Begin THE DATA
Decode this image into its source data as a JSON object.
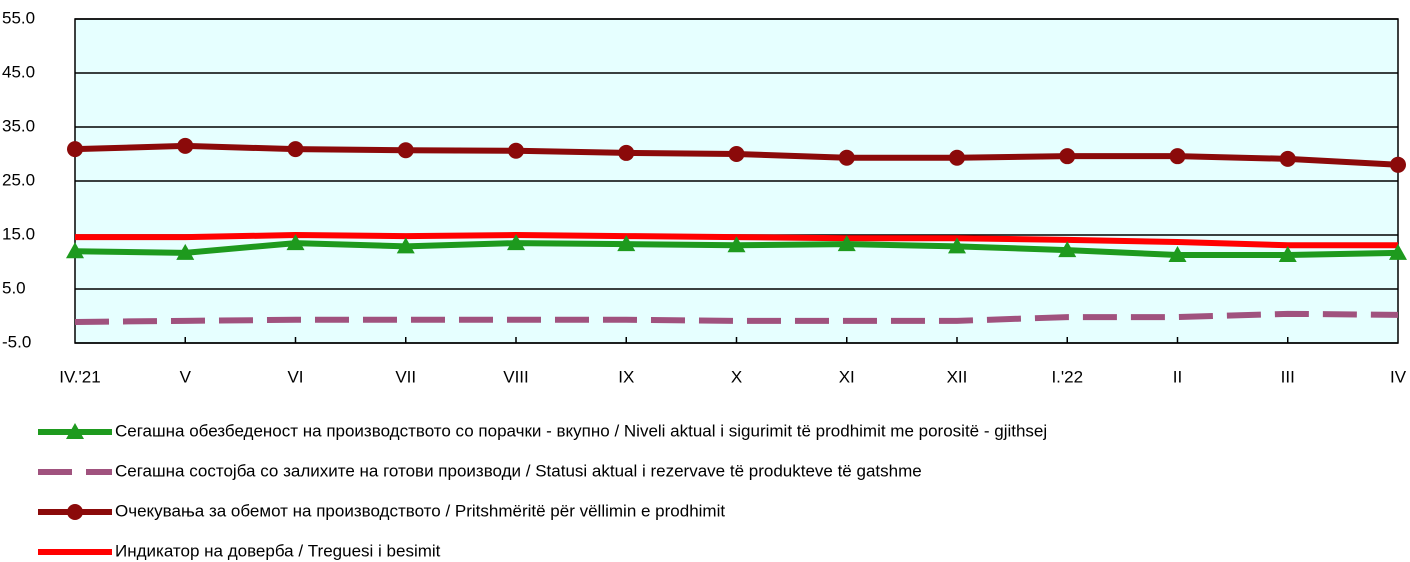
{
  "chart_data": {
    "type": "line",
    "categories": [
      "IV.'21",
      "V",
      "VI",
      "VII",
      "VIII",
      "IX",
      "X",
      "XI",
      "XII",
      "I.'22",
      "II",
      "III",
      "IV"
    ],
    "ylim": [
      -5,
      55
    ],
    "yticks": [
      {
        "value": -5,
        "label": "-5.0"
      },
      {
        "value": 5,
        "label": "5.0"
      },
      {
        "value": 15,
        "label": "15.0"
      },
      {
        "value": 25,
        "label": "25.0"
      },
      {
        "value": 35,
        "label": "35.0"
      },
      {
        "value": 45,
        "label": "45.0"
      },
      {
        "value": 55,
        "label": "55.0"
      }
    ],
    "grid": true,
    "background": "#e6ffff",
    "series": [
      {
        "name": "Сегашна обезбеденост на производството со порачки - вкупно / Niveli aktual i sigurimit të prodhimit me porositë - gjithsej",
        "color": "#1e9a1e",
        "marker": "triangle",
        "dashed": false,
        "values": [
          12.0,
          11.7,
          13.5,
          12.9,
          13.5,
          13.3,
          13.1,
          13.3,
          12.9,
          12.2,
          11.3,
          11.3,
          11.7
        ]
      },
      {
        "name": "Сегашна состојба со залихите на готови производи / Statusi aktual i rezervave të produkteve të gatshme",
        "color": "#a0527e",
        "marker": "none",
        "dashed": true,
        "values": [
          -1.1,
          -0.9,
          -0.7,
          -0.7,
          -0.7,
          -0.7,
          -0.9,
          -0.9,
          -0.9,
          -0.2,
          -0.2,
          0.4,
          0.2
        ]
      },
      {
        "name": "Очекувања за обемот на производството / Pritshmëritë për vëllimin e prodhimit",
        "color": "#8b0a0a",
        "marker": "circle",
        "dashed": false,
        "values": [
          30.9,
          31.5,
          30.9,
          30.7,
          30.6,
          30.2,
          30.0,
          29.3,
          29.3,
          29.6,
          29.6,
          29.1,
          28.0
        ]
      },
      {
        "name": "Индикатор на доверба / Treguesi i besimit",
        "color": "#ff0000",
        "marker": "none",
        "dashed": false,
        "values": [
          14.6,
          14.6,
          15.0,
          14.8,
          15.0,
          14.8,
          14.6,
          14.4,
          14.4,
          14.1,
          13.7,
          13.1,
          13.1
        ]
      }
    ]
  }
}
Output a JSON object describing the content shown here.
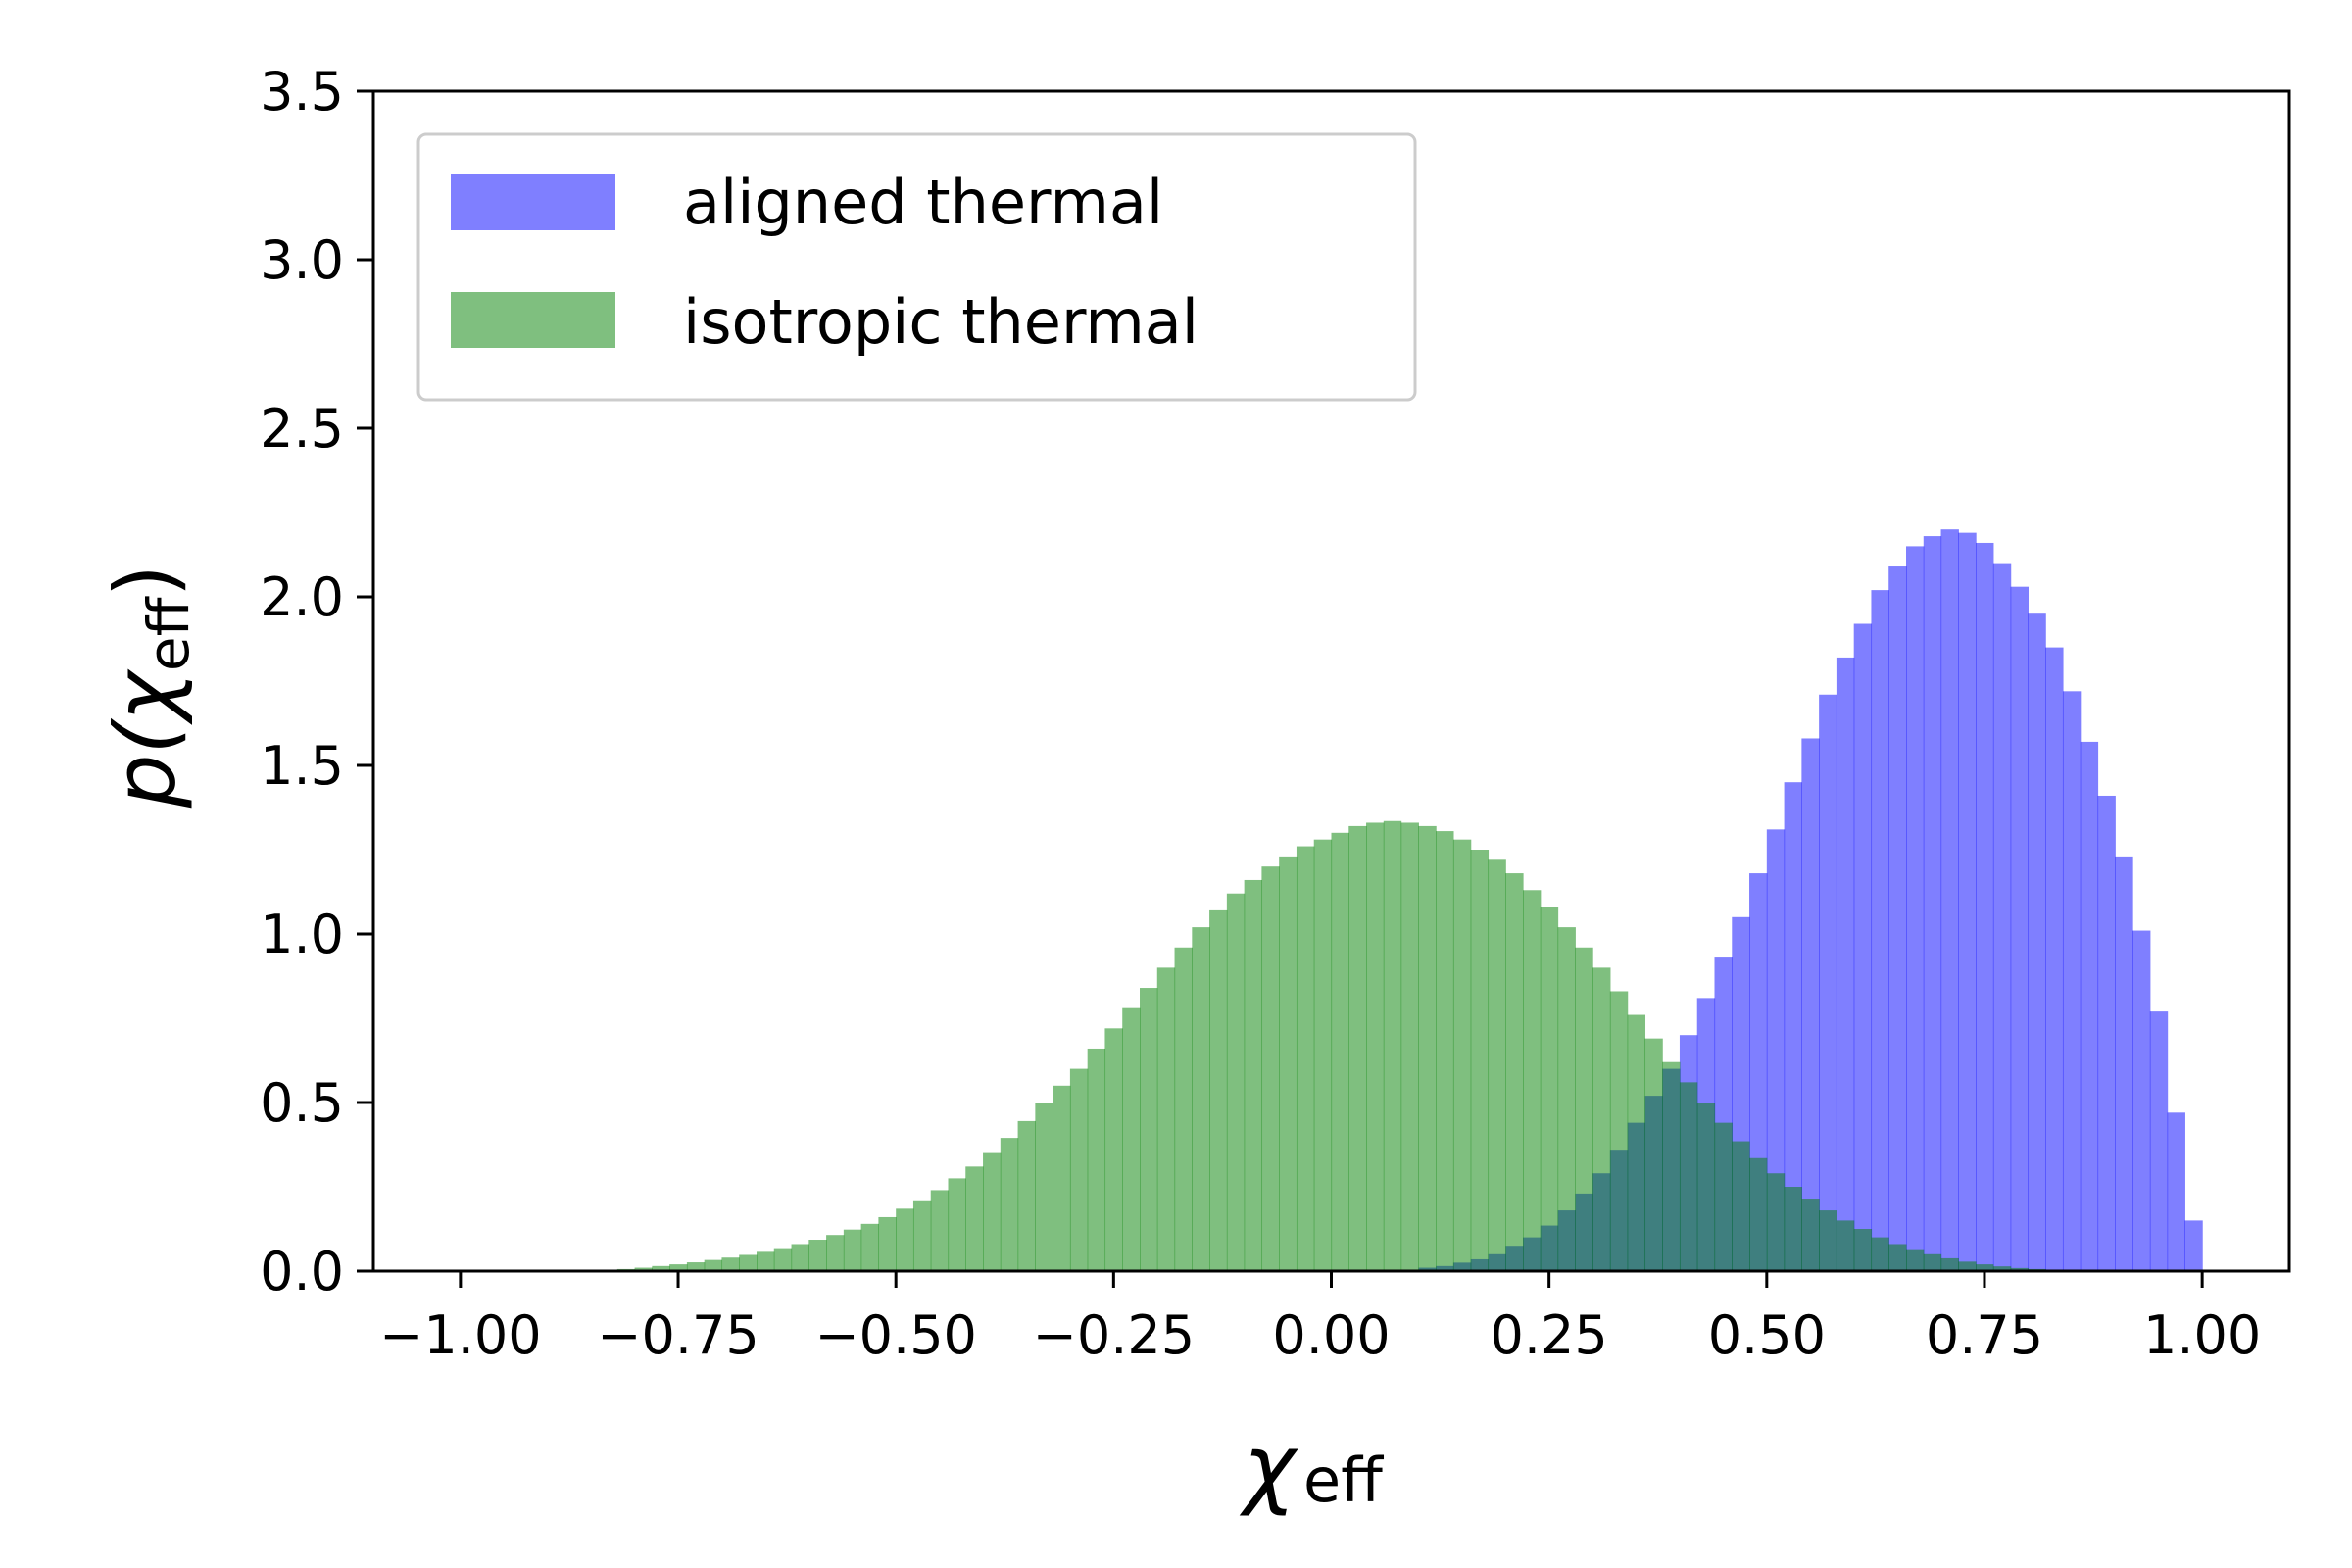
{
  "chart_data": {
    "type": "histogram",
    "xlabel": {
      "main": "χ",
      "sub": "eff"
    },
    "ylabel": {
      "prefix": "p(",
      "main": "χ",
      "sub": "eff",
      "suffix": ")"
    },
    "xlim": [
      -1.1,
      1.1
    ],
    "ylim": [
      0,
      3.5
    ],
    "xticks": [
      -1.0,
      -0.75,
      -0.5,
      -0.25,
      0.0,
      0.25,
      0.5,
      0.75,
      1.0
    ],
    "xtick_labels": [
      "−1.00",
      "−0.75",
      "−0.50",
      "−0.25",
      "0.00",
      "0.25",
      "0.50",
      "0.75",
      "1.00"
    ],
    "yticks": [
      0,
      0.5,
      1.0,
      1.5,
      2.0,
      2.5,
      3.0,
      3.5
    ],
    "ytick_labels": [
      "0.0",
      "0.5",
      "1.0",
      "1.5",
      "2.0",
      "2.5",
      "3.0",
      "3.5"
    ],
    "grid": false,
    "legend_position": "top-left",
    "bin_range": [
      -1.0,
      1.0
    ],
    "bin_count": 100,
    "series": [
      {
        "name": "aligned thermal",
        "color": "#0000ff",
        "opacity": 0.5,
        "values": [
          0,
          0,
          0,
          0,
          0,
          0,
          0,
          0,
          0,
          0,
          0,
          0,
          0,
          0,
          0,
          0,
          0,
          0,
          0,
          0,
          0,
          0,
          0,
          0,
          0,
          0,
          0,
          0,
          0,
          0,
          0,
          0,
          0,
          0,
          0,
          0,
          0,
          0,
          0,
          0,
          0,
          0,
          0,
          0,
          0,
          0,
          0,
          0,
          0,
          0,
          0,
          0,
          0,
          0,
          0,
          0.01,
          0.015,
          0.025,
          0.035,
          0.05,
          0.075,
          0.1,
          0.135,
          0.18,
          0.23,
          0.29,
          0.36,
          0.44,
          0.52,
          0.6,
          0.7,
          0.81,
          0.93,
          1.05,
          1.18,
          1.31,
          1.45,
          1.58,
          1.71,
          1.82,
          1.92,
          2.02,
          2.09,
          2.15,
          2.18,
          2.2,
          2.19,
          2.16,
          2.1,
          2.03,
          1.95,
          1.85,
          1.72,
          1.57,
          1.41,
          1.23,
          1.01,
          0.77,
          0.47,
          0.15
        ]
      },
      {
        "name": "isotropic thermal",
        "color": "#008000",
        "opacity": 0.5,
        "values": [
          0,
          0,
          0,
          0,
          0,
          0,
          0,
          0,
          0.003,
          0.006,
          0.01,
          0.015,
          0.02,
          0.026,
          0.033,
          0.04,
          0.048,
          0.057,
          0.068,
          0.08,
          0.093,
          0.107,
          0.123,
          0.14,
          0.16,
          0.185,
          0.21,
          0.24,
          0.275,
          0.31,
          0.35,
          0.395,
          0.445,
          0.5,
          0.55,
          0.6,
          0.66,
          0.72,
          0.78,
          0.84,
          0.9,
          0.96,
          1.02,
          1.07,
          1.12,
          1.16,
          1.2,
          1.23,
          1.26,
          1.28,
          1.3,
          1.32,
          1.33,
          1.335,
          1.33,
          1.32,
          1.305,
          1.28,
          1.25,
          1.22,
          1.18,
          1.13,
          1.08,
          1.02,
          0.96,
          0.9,
          0.83,
          0.76,
          0.69,
          0.62,
          0.56,
          0.5,
          0.44,
          0.385,
          0.335,
          0.29,
          0.25,
          0.215,
          0.18,
          0.15,
          0.125,
          0.1,
          0.08,
          0.065,
          0.05,
          0.038,
          0.028,
          0.02,
          0.014,
          0.009,
          0.006,
          0.004,
          0.002,
          0.001,
          0,
          0,
          0,
          0,
          0,
          0
        ]
      }
    ]
  }
}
End THE DATA
TASK: Reproduce the material word for word. Any pictures should be left out of the copy.

ANSWER:
Decode this image into its source data as a JSON object.
{
  "chart_data": {
    "type": "line",
    "categories": [
      "IV.'21",
      "V",
      "VI",
      "VII",
      "VIII",
      "IX",
      "X",
      "XI",
      "XII",
      "I.'22",
      "II",
      "III",
      "IV"
    ],
    "ylim": [
      -5,
      55
    ],
    "yticks": [
      {
        "value": -5,
        "label": "-5.0"
      },
      {
        "value": 5,
        "label": "5.0"
      },
      {
        "value": 15,
        "label": "15.0"
      },
      {
        "value": 25,
        "label": "25.0"
      },
      {
        "value": 35,
        "label": "35.0"
      },
      {
        "value": 45,
        "label": "45.0"
      },
      {
        "value": 55,
        "label": "55.0"
      }
    ],
    "grid": true,
    "background": "#e6ffff",
    "series": [
      {
        "name": "Сегашна обезбеденост на производството со порачки - вкупно / Niveli aktual i sigurimit të prodhimit me porositë - gjithsej",
        "color": "#1e9a1e",
        "marker": "triangle",
        "dashed": false,
        "values": [
          12.0,
          11.7,
          13.5,
          12.9,
          13.5,
          13.3,
          13.1,
          13.3,
          12.9,
          12.2,
          11.3,
          11.3,
          11.7
        ]
      },
      {
        "name": "Сегашна состојба со залихите на готови производи / Statusi aktual i rezervave të produkteve të gatshme",
        "color": "#a0527e",
        "marker": "none",
        "dashed": true,
        "values": [
          -1.1,
          -0.9,
          -0.7,
          -0.7,
          -0.7,
          -0.7,
          -0.9,
          -0.9,
          -0.9,
          -0.2,
          -0.2,
          0.4,
          0.2
        ]
      },
      {
        "name": "Очекувања за обемот на производството / Pritshmëritë për vëllimin e prodhimit",
        "color": "#8b0a0a",
        "marker": "circle",
        "dashed": false,
        "values": [
          30.9,
          31.5,
          30.9,
          30.7,
          30.6,
          30.2,
          30.0,
          29.3,
          29.3,
          29.6,
          29.6,
          29.1,
          28.0
        ]
      },
      {
        "name": "Индикатор на доверба / Treguesi i besimit",
        "color": "#ff0000",
        "marker": "none",
        "dashed": false,
        "values": [
          14.6,
          14.6,
          15.0,
          14.8,
          15.0,
          14.8,
          14.6,
          14.4,
          14.4,
          14.1,
          13.7,
          13.1,
          13.1
        ]
      }
    ]
  }
}
Output a JSON object describing the content shown here.
{
  "chart_data": {
    "type": "histogram",
    "xlabel": {
      "main": "χ",
      "sub": "eff"
    },
    "ylabel": {
      "prefix": "p(",
      "main": "χ",
      "sub": "eff",
      "suffix": ")"
    },
    "xlim": [
      -1.1,
      1.1
    ],
    "ylim": [
      0,
      3.5
    ],
    "xticks": [
      -1.0,
      -0.75,
      -0.5,
      -0.25,
      0.0,
      0.25,
      0.5,
      0.75,
      1.0
    ],
    "xtick_labels": [
      "−1.00",
      "−0.75",
      "−0.50",
      "−0.25",
      "0.00",
      "0.25",
      "0.50",
      "0.75",
      "1.00"
    ],
    "yticks": [
      0,
      0.5,
      1.0,
      1.5,
      2.0,
      2.5,
      3.0,
      3.5
    ],
    "ytick_labels": [
      "0.0",
      "0.5",
      "1.0",
      "1.5",
      "2.0",
      "2.5",
      "3.0",
      "3.5"
    ],
    "grid": false,
    "legend_position": "top-left",
    "bin_range": [
      -1.0,
      1.0
    ],
    "bin_count": 100,
    "series": [
      {
        "name": "aligned thermal",
        "color": "#0000ff",
        "opacity": 0.5,
        "values": [
          0,
          0,
          0,
          0,
          0,
          0,
          0,
          0,
          0,
          0,
          0,
          0,
          0,
          0,
          0,
          0,
          0,
          0,
          0,
          0,
          0,
          0,
          0,
          0,
          0,
          0,
          0,
          0,
          0,
          0,
          0,
          0,
          0,
          0,
          0,
          0,
          0,
          0,
          0,
          0,
          0,
          0,
          0,
          0,
          0,
          0,
          0,
          0,
          0,
          0,
          0,
          0,
          0,
          0,
          0,
          0.01,
          0.015,
          0.025,
          0.035,
          0.05,
          0.075,
          0.1,
          0.135,
          0.18,
          0.23,
          0.29,
          0.36,
          0.44,
          0.52,
          0.6,
          0.7,
          0.81,
          0.93,
          1.05,
          1.18,
          1.31,
          1.45,
          1.58,
          1.71,
          1.82,
          1.92,
          2.02,
          2.09,
          2.15,
          2.18,
          2.2,
          2.19,
          2.16,
          2.1,
          2.03,
          1.95,
          1.85,
          1.72,
          1.57,
          1.41,
          1.23,
          1.01,
          0.77,
          0.47,
          0.15
        ]
      },
      {
        "name": "isotropic thermal",
        "color": "#008000",
        "opacity": 0.5,
        "values": [
          0,
          0,
          0,
          0,
          0,
          0,
          0,
          0,
          0.003,
          0.006,
          0.01,
          0.015,
          0.02,
          0.026,
          0.033,
          0.04,
          0.048,
          0.057,
          0.068,
          0.08,
          0.093,
          0.107,
          0.123,
          0.14,
          0.16,
          0.185,
          0.21,
          0.24,
          0.275,
          0.31,
          0.35,
          0.395,
          0.445,
          0.5,
          0.55,
          0.6,
          0.66,
          0.72,
          0.78,
          0.84,
          0.9,
          0.96,
          1.02,
          1.07,
          1.12,
          1.16,
          1.2,
          1.23,
          1.26,
          1.28,
          1.3,
          1.32,
          1.33,
          1.335,
          1.33,
          1.32,
          1.305,
          1.28,
          1.25,
          1.22,
          1.18,
          1.13,
          1.08,
          1.02,
          0.96,
          0.9,
          0.83,
          0.76,
          0.69,
          0.62,
          0.56,
          0.5,
          0.44,
          0.385,
          0.335,
          0.29,
          0.25,
          0.215,
          0.18,
          0.15,
          0.125,
          0.1,
          0.08,
          0.065,
          0.05,
          0.038,
          0.028,
          0.02,
          0.014,
          0.009,
          0.006,
          0.004,
          0.002,
          0.001,
          0,
          0,
          0,
          0,
          0,
          0
        ]
      }
    ]
  }
}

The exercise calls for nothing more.